> **Aim**
State how many lines include "TradingView", giving the number by itself.

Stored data
· · · ·

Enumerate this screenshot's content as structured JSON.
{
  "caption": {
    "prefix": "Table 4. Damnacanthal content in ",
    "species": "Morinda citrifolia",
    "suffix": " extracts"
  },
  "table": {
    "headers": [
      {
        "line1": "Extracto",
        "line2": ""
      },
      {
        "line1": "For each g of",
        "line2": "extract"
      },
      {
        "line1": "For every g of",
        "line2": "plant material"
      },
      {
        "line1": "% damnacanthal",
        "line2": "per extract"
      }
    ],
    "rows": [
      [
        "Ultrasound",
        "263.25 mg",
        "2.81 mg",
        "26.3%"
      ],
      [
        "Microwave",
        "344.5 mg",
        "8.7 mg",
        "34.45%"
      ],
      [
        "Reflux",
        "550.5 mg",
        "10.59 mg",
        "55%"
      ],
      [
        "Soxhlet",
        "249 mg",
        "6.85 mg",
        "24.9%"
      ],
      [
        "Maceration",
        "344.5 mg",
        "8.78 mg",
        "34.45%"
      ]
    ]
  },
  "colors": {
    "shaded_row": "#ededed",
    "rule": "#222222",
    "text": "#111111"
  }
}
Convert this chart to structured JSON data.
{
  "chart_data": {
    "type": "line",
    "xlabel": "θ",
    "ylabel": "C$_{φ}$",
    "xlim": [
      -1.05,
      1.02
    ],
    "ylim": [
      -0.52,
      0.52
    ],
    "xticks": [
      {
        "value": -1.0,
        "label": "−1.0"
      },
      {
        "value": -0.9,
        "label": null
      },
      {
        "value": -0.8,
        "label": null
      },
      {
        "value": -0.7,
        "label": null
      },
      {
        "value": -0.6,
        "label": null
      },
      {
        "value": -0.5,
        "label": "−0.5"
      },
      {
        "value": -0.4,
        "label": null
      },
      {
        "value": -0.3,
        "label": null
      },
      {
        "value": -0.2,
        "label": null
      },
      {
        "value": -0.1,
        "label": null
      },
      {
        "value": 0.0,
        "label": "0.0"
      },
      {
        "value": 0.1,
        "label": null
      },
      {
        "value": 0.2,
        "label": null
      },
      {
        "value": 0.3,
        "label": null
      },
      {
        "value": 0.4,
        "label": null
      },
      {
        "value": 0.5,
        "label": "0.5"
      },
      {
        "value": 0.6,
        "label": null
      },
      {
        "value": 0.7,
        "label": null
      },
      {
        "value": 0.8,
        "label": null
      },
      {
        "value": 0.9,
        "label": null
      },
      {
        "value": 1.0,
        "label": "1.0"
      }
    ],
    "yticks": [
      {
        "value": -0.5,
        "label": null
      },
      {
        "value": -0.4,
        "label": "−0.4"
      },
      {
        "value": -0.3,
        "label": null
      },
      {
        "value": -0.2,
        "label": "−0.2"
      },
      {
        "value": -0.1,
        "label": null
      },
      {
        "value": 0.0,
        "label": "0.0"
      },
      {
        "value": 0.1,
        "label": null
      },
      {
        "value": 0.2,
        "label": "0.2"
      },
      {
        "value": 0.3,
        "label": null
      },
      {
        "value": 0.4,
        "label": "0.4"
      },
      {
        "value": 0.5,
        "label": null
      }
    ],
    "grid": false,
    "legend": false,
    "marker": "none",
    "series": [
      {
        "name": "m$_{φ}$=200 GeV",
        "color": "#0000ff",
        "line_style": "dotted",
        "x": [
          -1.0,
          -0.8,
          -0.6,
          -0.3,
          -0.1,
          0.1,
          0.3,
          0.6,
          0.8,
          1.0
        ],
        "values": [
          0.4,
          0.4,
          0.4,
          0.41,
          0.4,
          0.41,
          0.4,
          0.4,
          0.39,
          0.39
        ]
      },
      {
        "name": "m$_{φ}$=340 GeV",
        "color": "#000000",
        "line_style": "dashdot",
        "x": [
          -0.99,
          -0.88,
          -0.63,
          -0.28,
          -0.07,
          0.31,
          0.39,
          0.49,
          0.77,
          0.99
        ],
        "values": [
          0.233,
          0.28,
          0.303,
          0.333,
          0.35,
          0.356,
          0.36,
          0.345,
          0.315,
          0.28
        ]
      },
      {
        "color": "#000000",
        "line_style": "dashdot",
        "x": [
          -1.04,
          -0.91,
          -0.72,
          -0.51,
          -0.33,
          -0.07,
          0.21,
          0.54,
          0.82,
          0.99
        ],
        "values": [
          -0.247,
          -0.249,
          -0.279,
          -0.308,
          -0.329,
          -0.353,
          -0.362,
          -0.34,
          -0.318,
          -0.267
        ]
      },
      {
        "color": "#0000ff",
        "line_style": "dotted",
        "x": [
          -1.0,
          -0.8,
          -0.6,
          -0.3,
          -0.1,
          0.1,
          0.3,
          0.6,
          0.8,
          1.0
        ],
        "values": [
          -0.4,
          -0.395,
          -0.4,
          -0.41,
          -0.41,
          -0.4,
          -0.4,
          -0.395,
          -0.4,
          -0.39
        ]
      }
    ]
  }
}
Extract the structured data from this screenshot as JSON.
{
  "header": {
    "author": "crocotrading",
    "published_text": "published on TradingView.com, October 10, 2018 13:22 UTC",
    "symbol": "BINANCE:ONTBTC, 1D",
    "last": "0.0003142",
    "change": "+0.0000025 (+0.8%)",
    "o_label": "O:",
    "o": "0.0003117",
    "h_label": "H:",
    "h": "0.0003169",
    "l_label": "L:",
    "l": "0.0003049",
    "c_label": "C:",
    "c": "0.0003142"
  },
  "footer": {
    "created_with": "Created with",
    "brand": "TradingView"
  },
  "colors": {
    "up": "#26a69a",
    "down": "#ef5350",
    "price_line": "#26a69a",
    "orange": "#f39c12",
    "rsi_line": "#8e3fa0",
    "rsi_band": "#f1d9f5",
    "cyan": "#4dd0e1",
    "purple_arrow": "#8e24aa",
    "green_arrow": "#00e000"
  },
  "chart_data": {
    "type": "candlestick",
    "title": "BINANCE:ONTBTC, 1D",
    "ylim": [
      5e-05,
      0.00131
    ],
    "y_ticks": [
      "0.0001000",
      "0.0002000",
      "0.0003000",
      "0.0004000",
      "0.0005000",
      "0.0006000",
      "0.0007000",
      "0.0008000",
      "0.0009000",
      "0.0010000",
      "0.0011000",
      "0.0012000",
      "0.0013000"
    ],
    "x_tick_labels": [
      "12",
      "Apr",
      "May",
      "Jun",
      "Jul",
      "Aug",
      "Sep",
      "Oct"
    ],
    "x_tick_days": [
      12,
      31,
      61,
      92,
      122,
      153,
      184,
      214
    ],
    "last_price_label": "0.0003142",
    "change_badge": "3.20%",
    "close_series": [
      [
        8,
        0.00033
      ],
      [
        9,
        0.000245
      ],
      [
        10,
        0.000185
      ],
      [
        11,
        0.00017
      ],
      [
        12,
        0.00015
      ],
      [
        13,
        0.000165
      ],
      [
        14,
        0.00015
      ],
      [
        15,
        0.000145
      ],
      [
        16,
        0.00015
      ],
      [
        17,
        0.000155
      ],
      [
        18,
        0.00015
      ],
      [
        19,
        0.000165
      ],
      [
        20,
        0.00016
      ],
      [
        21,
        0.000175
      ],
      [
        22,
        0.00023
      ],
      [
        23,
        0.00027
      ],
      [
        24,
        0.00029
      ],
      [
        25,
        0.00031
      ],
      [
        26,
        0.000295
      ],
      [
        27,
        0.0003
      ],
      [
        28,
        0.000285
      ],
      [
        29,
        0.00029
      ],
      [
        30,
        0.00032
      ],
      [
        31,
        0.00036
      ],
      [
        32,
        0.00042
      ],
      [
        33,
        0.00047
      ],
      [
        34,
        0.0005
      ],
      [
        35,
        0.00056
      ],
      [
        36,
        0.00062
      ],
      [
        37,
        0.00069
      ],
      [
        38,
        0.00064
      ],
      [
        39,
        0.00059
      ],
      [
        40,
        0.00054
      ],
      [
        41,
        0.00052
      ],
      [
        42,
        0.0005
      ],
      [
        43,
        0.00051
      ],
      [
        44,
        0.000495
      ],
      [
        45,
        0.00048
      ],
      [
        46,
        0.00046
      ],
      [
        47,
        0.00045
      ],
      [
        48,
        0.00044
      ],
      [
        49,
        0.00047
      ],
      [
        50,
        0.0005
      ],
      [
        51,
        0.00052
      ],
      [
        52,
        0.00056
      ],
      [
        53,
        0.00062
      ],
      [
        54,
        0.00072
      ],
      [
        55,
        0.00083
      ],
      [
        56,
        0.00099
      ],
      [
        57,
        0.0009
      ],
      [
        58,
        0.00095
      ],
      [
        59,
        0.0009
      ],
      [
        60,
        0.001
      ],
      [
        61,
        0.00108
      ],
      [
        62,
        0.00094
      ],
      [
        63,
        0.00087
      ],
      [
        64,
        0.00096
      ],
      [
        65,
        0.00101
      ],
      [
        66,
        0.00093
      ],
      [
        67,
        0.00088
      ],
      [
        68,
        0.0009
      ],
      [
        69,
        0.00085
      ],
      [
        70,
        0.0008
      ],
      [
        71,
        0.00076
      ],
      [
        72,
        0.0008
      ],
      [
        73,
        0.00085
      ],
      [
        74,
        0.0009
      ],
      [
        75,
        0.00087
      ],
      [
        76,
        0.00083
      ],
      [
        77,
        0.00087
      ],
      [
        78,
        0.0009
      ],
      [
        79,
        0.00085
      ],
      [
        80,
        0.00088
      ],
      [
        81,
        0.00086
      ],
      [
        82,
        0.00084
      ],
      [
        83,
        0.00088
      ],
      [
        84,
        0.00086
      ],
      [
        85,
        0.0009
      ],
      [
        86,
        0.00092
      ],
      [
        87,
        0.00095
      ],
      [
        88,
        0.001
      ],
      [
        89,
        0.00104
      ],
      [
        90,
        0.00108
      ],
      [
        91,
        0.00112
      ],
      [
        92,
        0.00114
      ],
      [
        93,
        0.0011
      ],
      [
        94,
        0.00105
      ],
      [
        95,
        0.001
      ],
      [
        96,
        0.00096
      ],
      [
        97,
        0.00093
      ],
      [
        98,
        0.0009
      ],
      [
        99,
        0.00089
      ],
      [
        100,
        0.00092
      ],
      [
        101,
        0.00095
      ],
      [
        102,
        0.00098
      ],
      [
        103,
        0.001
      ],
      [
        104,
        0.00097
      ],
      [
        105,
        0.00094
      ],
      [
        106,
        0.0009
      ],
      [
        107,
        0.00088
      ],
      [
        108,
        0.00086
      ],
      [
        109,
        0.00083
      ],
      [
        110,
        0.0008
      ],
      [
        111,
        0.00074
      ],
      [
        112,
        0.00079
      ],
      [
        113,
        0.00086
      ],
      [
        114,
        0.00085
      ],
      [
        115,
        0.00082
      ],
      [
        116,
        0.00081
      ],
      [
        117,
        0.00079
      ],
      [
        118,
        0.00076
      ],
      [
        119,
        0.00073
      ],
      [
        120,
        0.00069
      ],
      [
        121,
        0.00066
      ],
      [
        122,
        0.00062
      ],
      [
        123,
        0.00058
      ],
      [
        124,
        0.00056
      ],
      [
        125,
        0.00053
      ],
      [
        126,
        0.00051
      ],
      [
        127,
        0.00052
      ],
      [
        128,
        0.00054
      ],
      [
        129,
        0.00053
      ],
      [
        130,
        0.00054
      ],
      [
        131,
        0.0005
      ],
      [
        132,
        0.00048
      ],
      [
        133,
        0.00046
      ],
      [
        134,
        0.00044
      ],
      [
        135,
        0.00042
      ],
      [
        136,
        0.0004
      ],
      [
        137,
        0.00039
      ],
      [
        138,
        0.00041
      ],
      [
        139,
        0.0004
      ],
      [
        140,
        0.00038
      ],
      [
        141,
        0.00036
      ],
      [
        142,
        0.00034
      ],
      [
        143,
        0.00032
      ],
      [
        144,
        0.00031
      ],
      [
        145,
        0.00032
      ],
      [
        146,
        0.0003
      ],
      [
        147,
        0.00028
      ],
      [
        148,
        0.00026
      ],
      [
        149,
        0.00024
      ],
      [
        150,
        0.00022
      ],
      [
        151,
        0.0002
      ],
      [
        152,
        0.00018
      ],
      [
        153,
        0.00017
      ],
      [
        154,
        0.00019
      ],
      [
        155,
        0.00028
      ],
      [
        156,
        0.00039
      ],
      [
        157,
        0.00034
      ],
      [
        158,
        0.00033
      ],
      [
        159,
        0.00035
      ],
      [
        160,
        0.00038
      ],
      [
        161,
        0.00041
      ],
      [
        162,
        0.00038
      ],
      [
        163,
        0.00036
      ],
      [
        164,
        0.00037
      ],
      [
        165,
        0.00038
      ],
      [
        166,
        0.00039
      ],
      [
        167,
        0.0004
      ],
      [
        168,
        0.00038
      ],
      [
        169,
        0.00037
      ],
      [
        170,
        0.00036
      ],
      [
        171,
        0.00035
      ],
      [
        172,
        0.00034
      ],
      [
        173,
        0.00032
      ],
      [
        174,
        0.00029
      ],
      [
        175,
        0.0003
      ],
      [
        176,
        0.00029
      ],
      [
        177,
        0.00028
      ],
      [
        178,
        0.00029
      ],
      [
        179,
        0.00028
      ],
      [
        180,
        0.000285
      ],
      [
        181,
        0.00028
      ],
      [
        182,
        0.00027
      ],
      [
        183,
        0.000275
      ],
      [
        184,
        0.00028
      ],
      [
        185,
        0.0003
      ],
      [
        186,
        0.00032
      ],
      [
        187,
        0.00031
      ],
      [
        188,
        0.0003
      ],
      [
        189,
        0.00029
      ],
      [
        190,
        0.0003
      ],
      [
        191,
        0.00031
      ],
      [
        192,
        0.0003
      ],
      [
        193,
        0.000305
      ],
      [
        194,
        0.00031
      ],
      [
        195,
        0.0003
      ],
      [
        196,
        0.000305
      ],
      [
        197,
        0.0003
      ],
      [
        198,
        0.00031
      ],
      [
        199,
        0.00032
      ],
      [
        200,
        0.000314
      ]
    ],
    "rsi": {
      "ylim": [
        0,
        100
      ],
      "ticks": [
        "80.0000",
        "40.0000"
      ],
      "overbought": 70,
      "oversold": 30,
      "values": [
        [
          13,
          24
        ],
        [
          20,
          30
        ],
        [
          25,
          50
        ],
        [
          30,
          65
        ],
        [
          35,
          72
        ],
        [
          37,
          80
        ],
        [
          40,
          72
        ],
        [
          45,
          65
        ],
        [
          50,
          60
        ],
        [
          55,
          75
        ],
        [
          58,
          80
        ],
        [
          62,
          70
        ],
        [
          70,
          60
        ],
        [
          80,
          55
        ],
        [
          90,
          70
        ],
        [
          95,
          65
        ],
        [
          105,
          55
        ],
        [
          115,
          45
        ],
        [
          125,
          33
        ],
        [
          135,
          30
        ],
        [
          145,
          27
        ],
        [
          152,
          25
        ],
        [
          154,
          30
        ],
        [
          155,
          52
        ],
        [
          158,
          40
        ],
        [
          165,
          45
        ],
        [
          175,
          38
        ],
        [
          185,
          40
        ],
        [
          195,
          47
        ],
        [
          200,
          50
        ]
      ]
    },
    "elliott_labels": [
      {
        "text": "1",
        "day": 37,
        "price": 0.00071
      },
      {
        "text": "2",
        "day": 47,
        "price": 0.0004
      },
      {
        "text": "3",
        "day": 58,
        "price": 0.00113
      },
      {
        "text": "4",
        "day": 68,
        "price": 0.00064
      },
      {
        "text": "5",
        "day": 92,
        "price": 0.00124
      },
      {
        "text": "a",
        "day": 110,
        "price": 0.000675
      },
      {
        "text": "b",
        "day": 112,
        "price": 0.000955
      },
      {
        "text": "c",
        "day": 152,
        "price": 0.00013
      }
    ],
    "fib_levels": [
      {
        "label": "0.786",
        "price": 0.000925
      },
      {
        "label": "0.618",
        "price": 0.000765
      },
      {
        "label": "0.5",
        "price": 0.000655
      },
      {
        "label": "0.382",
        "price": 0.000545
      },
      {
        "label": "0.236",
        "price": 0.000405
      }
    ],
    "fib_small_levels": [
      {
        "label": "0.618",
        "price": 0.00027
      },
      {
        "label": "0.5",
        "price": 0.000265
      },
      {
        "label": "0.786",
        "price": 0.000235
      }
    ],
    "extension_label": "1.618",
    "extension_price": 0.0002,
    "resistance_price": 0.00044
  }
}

· · · ·

> **Correct result**
2